> DIRECTIONS: Gather from the listing below each line that includes the word "Краткая", and copy it.

Collection entries
------------------------------------------------
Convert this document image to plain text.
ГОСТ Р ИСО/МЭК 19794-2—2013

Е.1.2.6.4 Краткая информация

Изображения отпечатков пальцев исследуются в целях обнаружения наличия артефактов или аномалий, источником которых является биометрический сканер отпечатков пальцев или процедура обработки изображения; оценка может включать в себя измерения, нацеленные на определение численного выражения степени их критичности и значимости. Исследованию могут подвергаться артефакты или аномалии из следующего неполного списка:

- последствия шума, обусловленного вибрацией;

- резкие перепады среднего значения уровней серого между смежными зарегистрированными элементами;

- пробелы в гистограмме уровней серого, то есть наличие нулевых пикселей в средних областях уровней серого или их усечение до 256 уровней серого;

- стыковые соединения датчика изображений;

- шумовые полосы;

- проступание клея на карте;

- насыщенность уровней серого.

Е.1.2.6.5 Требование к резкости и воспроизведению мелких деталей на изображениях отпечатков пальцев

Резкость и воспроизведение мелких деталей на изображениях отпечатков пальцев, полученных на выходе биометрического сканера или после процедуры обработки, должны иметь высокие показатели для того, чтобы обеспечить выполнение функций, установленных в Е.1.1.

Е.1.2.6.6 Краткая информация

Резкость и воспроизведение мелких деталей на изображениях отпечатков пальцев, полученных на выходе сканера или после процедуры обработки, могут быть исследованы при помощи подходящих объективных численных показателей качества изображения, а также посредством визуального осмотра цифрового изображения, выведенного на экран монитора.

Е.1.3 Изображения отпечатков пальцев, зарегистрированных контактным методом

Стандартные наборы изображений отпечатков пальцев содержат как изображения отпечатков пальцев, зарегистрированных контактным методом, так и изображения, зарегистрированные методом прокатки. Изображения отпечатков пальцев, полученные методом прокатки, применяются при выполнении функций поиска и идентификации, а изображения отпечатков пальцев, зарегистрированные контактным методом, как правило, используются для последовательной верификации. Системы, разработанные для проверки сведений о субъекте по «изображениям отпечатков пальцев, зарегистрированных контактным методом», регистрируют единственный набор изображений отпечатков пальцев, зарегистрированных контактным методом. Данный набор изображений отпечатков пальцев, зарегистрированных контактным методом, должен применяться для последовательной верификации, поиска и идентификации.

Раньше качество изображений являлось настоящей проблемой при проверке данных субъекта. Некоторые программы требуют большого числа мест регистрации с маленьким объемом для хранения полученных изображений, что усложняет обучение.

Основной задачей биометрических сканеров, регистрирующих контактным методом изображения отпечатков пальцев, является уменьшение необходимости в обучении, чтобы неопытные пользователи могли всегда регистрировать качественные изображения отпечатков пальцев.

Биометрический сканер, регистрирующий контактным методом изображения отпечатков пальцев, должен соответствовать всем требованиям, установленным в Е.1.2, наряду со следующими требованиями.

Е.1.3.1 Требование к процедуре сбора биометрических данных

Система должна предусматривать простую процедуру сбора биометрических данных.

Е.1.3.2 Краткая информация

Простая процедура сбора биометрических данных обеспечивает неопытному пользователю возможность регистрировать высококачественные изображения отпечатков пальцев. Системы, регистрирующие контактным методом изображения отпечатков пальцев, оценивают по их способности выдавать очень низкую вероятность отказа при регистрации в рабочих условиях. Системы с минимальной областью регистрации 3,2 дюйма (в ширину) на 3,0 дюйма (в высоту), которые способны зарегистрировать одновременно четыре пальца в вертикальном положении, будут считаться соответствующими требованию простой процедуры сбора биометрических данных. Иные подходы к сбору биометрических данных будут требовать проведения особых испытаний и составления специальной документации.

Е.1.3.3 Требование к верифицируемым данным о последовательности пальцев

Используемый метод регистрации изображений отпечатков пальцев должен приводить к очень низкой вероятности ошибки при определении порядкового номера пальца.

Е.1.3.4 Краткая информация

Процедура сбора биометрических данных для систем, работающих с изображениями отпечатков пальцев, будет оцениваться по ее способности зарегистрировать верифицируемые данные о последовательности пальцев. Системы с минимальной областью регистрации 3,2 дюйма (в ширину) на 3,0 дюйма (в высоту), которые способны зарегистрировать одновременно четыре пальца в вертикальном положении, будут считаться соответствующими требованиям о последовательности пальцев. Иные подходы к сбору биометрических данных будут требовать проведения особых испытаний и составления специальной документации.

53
------------------------------------------------
> WORKED SOLUTION:
Е.1.2.6.4 Краткая информация
Е.1.2.6.6 Краткая информация
Е.1.3.2 Краткая информация
Е.1.3.4 Краткая информация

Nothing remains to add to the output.